Rows from a dataset
** BEGIN **

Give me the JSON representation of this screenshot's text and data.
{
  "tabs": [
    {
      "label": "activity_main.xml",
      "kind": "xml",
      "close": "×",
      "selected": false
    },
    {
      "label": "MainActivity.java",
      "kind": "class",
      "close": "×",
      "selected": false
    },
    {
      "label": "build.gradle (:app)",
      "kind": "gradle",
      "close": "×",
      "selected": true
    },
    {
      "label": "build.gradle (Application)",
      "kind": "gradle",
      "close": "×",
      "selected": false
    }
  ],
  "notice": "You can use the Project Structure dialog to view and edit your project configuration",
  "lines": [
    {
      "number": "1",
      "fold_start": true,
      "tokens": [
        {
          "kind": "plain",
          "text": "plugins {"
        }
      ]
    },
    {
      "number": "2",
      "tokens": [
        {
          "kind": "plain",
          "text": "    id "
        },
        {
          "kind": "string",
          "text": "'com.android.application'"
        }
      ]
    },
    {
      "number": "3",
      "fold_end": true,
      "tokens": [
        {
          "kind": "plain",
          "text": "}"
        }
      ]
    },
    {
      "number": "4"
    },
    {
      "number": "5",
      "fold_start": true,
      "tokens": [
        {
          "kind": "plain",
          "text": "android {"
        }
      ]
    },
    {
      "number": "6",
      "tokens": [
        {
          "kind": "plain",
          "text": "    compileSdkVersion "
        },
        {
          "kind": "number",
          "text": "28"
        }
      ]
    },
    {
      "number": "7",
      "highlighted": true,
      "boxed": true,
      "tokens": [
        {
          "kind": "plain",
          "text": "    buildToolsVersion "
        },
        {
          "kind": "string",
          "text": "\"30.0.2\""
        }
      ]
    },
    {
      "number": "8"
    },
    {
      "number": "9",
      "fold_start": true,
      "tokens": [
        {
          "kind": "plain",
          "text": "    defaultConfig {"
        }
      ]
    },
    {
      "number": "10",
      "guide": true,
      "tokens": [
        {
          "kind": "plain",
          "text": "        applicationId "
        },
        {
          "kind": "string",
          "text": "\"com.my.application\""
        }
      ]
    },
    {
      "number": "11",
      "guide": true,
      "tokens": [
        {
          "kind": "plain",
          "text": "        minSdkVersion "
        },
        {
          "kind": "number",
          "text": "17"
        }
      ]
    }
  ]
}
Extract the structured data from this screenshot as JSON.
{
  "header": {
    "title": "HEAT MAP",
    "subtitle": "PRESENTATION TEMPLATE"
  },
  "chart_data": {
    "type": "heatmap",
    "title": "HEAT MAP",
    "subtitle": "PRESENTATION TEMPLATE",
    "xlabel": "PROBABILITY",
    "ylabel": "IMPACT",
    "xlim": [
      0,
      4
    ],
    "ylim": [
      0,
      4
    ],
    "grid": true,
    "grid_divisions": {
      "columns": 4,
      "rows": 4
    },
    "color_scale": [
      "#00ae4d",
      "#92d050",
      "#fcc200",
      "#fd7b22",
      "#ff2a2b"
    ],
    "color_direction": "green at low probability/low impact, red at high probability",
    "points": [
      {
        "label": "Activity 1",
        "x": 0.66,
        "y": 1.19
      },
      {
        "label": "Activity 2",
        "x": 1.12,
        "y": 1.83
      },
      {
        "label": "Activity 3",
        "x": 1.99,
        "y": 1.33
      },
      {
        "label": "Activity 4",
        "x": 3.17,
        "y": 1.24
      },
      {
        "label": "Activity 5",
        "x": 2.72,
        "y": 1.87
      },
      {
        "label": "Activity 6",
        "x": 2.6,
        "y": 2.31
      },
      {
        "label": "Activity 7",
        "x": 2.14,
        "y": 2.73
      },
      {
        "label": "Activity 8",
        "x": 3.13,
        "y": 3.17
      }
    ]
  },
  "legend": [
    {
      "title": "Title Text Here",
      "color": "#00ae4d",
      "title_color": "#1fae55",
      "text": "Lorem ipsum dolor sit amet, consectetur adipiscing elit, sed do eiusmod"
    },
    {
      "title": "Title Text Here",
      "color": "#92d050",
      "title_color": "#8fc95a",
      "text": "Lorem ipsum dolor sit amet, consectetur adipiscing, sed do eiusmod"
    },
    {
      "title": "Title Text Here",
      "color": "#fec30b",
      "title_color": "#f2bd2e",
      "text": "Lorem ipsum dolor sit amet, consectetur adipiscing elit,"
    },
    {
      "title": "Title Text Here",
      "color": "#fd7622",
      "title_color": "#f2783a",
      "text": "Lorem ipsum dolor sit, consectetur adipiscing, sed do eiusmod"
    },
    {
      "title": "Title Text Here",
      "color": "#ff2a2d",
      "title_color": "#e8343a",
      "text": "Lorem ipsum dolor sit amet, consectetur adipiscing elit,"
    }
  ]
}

** END **

**Do this**
Write out every line of the material again, exactly as it reads.

**Complete response**
Give me the JSON representation of this screenshot's text and data.
{
  "tabs": [
    {
      "label": "activity_main.xml",
      "kind": "xml",
      "close": "×",
      "selected": false
    },
    {
      "label": "MainActivity.java",
      "kind": "class",
      "close": "×",
      "selected": false
    },
    {
      "label": "build.gradle (:app)",
      "kind": "gradle",
      "close": "×",
      "selected": true
    },
    {
      "label": "build.gradle (Application)",
      "kind": "gradle",
      "close": "×",
      "selected": false
    }
  ],
  "notice": "You can use the Project Structure dialog to view and edit your project configuration",
  "lines": [
    {
      "number": "1",
      "fold_start": true,
      "tokens": [
        {
          "kind": "plain",
          "text": "plugins {"
        }
      ]
    },
    {
      "number": "2",
      "tokens": [
        {
          "kind": "plain",
          "text": "    id "
        },
        {
          "kind": "string",
          "text": "'com.android.application'"
        }
      ]
    },
    {
      "number": "3",
      "fold_end": true,
      "tokens": [
        {
          "kind": "plain",
          "text": "}"
        }
      ]
    },
    {
      "number": "4"
    },
    {
      "number": "5",
      "fold_start": true,
      "tokens": [
        {
          "kind": "plain",
          "text": "android {"
        }
      ]
    },
    {
      "number": "6",
      "tokens": [
        {
          "kind": "plain",
          "text": "    compileSdkVersion "
        },
        {
          "kind": "number",
          "text": "28"
        }
      ]
    },
    {
      "number": "7",
      "highlighted": true,
      "boxed": true,
      "tokens": [
        {
          "kind": "plain",
          "text": "    buildToolsVersion "
        },
        {
          "kind": "string",
          "text": "\"30.0.2\""
        }
      ]
    },
    {
      "number": "8"
    },
    {
      "number": "9",
      "fold_start": true,
      "tokens": [
        {
          "kind": "plain",
          "text": "    defaultConfig {"
        }
      ]
    },
    {
      "number": "10",
      "guide": true,
      "tokens": [
        {
          "kind": "plain",
          "text": "        applicationId "
        },
        {
          "kind": "string",
          "text": "\"com.my.application\""
        }
      ]
    },
    {
      "number": "11",
      "guide": true,
      "tokens": [
        {
          "kind": "plain",
          "text": "        minSdkVersion "
        },
        {
          "kind": "number",
          "text": "17"
        }
      ]
    }
  ]
}
Extract the structured data from this screenshot as JSON.
{
  "header": {
    "title": "HEAT MAP",
    "subtitle": "PRESENTATION TEMPLATE"
  },
  "chart_data": {
    "type": "heatmap",
    "title": "HEAT MAP",
    "subtitle": "PRESENTATION TEMPLATE",
    "xlabel": "PROBABILITY",
    "ylabel": "IMPACT",
    "xlim": [
      0,
      4
    ],
    "ylim": [
      0,
      4
    ],
    "grid": true,
    "grid_divisions": {
      "columns": 4,
      "rows": 4
    },
    "color_scale": [
      "#00ae4d",
      "#92d050",
      "#fcc200",
      "#fd7b22",
      "#ff2a2b"
    ],
    "color_direction": "green at low probability/low impact, red at high probability",
    "points": [
      {
        "label": "Activity 1",
        "x": 0.66,
        "y": 1.19
      },
      {
        "label": "Activity 2",
        "x": 1.12,
        "y": 1.83
      },
      {
        "label": "Activity 3",
        "x": 1.99,
        "y": 1.33
      },
      {
        "label": "Activity 4",
        "x": 3.17,
        "y": 1.24
      },
      {
        "label": "Activity 5",
        "x": 2.72,
        "y": 1.87
      },
      {
        "label": "Activity 6",
        "x": 2.6,
        "y": 2.31
      },
      {
        "label": "Activity 7",
        "x": 2.14,
        "y": 2.73
      },
      {
        "label": "Activity 8",
        "x": 3.13,
        "y": 3.17
      }
    ]
  },
  "legend": [
    {
      "title": "Title Text Here",
      "color": "#00ae4d",
      "title_color": "#1fae55",
      "text": "Lorem ipsum dolor sit amet, consectetur adipiscing elit, sed do eiusmod"
    },
    {
      "title": "Title Text Here",
      "color": "#92d050",
      "title_color": "#8fc95a",
      "text": "Lorem ipsum dolor sit amet, consectetur adipiscing, sed do eiusmod"
    },
    {
      "title": "Title Text Here",
      "color": "#fec30b",
      "title_color": "#f2bd2e",
      "text": "Lorem ipsum dolor sit amet, consectetur adipiscing elit,"
    },
    {
      "title": "Title Text Here",
      "color": "#fd7622",
      "title_color": "#f2783a",
      "text": "Lorem ipsum dolor sit, consectetur adipiscing, sed do eiusmod"
    },
    {
      "title": "Title Text Here",
      "color": "#ff2a2d",
      "title_color": "#e8343a",
      "text": "Lorem ipsum dolor sit amet, consectetur adipiscing elit,"
    }
  ]
}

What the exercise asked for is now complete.